> GIVEN PASSAGE
-- BEGIN --

The foregoing and other objects, features and advantages of the invention will become more readily apparent from the following detailed description of preferred embodiments of the invention which proceeds with reference to the accompanying drawings. Brief description of the drawings

Fig.l shows the conventional way of surfing and getting results by looking at different web sites.

Fig.2 shows how the steps needed for getting the same result are shorter with the system according to the present invention;

Fig. 3 shows the schematic diagram of the basic elements of this invention;

Fig. 4 shows the configuration of the webharvester system according to the present invention; Fig. 5 shows the operations involved when retrieving information with the webharvester system according to the present invention;

Fig. 6 shows a web page containing information to be imported to the local database;

Fig. 7 shows the regular HTML version of the page shown in Fig. 6; Fig. 8 shows the HTML coded template page in correspondence to the page shown in Fig. 7, added tags are underlined;

Fig. 9 shows mapping the information contained in the web page of a web site into a target page;

Fig. 10 shows the structure of the entities of the database in the system according to an embodiment of the present invention;

Fig. 11 shows the relationship between the entities of the database in the system according to the embodiment of the present invention;

Fig. 12 shows the relationship in more detail between the entities involved in the system according to the embodiment of the present invention;

Fig. 13 shows the basic architecture of the system according to an embodiment of the present invention;

Fig. 14 shows the detail architecture and configuration of the system according to the embodiment of the present invention; Fig. 15 shows how the information is passed between systems and the steps taken to get the data to input into the database and expose it the clients in the system according to the embodiment of the present invention; Fig. 16 shows the operation for local server to return the results which contain information the user is interested in to the client when a client inputs request.

Preferred embodiments of the invention The fundamental need of the WebHarvester system is to retrieve information of the same kind from other sites, and gather information from some or all of related Web sites in a regular and up-to-date manner. Fig. 3 shows the schematic diagram of the basic elements of this invention. First, the system connects to one of the sites, get the web page from the site, then manipulates the page in a predetermined manner, then formats and posts the page to change the page into a standard page specified in the local site.

Fig. 4 shows the configuration of the WebHarvester system according to the present invention. The WebHarvester system comprises a computer system; a database configured in the computer system; templates residing in the computer system for mapping information in target page for each web site; fetch means for connecting to said web sites, performing query statements to retrieve respective pages of said web sites, and transferring the retrieved pages to said computer system; filter means for scanning the retrieved pages, extracting the necessary information from the respective retrieved page of each site according to the corresponding template for each site; format and post means for changing the format of the taken information to a standard format, and storing the formatted information in said database. This system provides information from a plurality of web sites to the web users automatically.

To create a clear picture of the invention we will concentrate on Job Opportunities as an example. The objective is to be able to recognize needed information from unwanted, and store them correctly in the database. To do this, WebHarvester system needs to have enough information about the site that is going to get the information. Using this information, the system will be able to understand the target site and this is unique to each site, we call it template. In the template, specific behavior of the site is shown. Based on that and special meaningful tags in template, the system will know where and how to extract requested piece of information from the site. The detail operations involved in the webharvester system for providing information from a plurality of web sites to the web users according to the present invention is shown in Fig. 5.

As shown in Fig. 5, there are three basic elements in Webharvester system which also form the steps taken to achieve objectives mentioned above, according to the method of the present invention. These three elements are Fetch, Filter, Format & Post.

-- END --

> RECORD LIST
-- BEGIN --

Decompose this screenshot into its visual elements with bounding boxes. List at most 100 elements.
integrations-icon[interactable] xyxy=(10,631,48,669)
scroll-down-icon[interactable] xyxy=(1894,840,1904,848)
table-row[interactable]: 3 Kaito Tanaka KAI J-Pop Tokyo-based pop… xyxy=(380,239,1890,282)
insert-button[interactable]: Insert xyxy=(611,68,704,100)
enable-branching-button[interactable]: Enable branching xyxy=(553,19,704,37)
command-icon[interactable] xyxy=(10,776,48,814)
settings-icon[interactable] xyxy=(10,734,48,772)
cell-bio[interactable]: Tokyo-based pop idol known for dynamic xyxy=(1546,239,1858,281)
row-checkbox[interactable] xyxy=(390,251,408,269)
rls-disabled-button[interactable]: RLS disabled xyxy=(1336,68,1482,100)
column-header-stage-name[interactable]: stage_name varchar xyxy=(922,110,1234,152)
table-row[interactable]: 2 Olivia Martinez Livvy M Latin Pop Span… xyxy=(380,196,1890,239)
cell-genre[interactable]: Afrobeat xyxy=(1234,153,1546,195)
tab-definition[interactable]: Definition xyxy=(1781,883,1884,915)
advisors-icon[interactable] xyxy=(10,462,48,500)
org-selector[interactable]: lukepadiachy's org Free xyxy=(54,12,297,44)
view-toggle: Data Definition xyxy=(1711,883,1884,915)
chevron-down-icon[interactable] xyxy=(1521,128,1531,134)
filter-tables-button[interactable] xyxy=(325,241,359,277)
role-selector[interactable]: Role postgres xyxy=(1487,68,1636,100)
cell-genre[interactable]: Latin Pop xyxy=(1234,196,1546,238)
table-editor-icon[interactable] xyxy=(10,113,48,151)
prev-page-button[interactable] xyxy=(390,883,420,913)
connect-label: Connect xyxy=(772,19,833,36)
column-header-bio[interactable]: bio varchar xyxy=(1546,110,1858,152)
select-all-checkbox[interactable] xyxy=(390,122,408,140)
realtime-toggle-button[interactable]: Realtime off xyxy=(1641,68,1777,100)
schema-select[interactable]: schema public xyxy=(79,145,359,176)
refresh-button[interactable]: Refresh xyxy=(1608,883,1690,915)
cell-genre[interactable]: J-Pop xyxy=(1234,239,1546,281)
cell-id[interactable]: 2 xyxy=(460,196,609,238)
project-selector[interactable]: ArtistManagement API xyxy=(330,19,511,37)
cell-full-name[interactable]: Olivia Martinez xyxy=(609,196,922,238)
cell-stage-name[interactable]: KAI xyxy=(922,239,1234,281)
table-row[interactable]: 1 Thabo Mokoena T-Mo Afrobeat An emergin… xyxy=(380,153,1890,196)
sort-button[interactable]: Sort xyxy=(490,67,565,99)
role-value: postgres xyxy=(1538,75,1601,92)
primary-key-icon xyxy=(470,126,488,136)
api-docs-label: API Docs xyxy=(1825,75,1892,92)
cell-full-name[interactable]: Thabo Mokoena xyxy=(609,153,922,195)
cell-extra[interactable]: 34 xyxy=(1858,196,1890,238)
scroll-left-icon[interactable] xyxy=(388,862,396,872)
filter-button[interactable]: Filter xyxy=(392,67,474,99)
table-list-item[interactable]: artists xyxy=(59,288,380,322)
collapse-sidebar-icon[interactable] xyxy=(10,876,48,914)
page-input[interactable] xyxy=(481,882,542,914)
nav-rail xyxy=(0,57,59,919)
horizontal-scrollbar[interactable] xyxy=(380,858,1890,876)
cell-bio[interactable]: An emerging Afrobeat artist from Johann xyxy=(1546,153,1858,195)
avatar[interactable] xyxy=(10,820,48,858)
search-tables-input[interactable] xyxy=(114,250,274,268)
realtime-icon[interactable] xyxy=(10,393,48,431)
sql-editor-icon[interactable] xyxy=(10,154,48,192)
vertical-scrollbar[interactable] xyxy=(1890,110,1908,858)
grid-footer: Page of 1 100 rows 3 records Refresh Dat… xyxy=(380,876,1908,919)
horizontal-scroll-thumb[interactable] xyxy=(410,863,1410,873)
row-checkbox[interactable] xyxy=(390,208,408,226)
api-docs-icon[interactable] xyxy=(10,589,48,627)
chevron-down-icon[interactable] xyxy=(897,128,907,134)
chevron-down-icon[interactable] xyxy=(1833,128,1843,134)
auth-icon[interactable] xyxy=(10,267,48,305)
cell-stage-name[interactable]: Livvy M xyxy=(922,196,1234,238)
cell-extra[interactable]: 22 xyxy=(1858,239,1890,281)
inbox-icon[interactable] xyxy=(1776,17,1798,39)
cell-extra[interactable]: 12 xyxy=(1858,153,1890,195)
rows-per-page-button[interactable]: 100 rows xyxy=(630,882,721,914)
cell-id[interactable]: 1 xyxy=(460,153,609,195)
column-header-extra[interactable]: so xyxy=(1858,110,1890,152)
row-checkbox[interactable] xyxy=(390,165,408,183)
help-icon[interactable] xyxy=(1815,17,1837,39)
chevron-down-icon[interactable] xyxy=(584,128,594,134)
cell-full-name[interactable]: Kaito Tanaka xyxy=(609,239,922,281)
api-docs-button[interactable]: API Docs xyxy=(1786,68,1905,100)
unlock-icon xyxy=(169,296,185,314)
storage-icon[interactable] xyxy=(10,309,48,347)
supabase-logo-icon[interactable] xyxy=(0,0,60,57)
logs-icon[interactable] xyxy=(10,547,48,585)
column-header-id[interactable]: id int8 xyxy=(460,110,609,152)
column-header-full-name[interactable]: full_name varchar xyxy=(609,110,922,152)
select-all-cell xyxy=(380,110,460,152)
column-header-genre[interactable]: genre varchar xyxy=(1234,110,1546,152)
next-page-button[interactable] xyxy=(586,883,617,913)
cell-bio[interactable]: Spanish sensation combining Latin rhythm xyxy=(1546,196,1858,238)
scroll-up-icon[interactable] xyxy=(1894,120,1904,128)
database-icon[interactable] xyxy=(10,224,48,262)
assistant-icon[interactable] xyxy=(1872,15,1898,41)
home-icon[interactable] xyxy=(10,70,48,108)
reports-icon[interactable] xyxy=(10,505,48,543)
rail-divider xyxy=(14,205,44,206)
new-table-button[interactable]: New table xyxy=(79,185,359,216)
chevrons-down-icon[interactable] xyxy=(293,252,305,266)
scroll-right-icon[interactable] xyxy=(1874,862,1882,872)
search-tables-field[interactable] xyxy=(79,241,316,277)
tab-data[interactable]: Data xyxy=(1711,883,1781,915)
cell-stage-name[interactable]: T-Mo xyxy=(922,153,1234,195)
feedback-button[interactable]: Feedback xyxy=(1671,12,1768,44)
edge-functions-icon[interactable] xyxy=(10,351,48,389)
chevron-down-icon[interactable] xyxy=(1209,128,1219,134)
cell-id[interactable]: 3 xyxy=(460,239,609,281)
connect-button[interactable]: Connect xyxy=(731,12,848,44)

-- END --

> INSTRUCTION 1
In the WebHarvester description, rewrite the part starting at "Fig. 12 shows" and ending at "client inputs request.", changing "architecture" to "layout".
> INSTRUCTION 2
According to the WebHarvester description, what components make up the WebHarvester system?

> EXERCISE OUTPUT 1
Fig. 12 shows the relationship in more detail between the entities involved in the system according to the embodiment of the present invention;

Fig. 13 shows the basic layout of the system according to an embodiment of the present invention;

Fig. 14 shows the detail layout and configuration of the system according to the embodiment of the present invention; Fig. 15 shows how the information is passed between systems and the steps taken to get the data to input into the database and expose it the clients in the system according to the embodiment of the present invention; Fig. 16 shows the operation for local server to return the results which contain information the user is interested in to the client when a client inputs request.

> EXERCISE OUTPUT 2
- a computer system
- a database configured in the computer system
- templates residing in the computer system for mapping information in target page for each web site
- fetch means
- filter means
- format and post means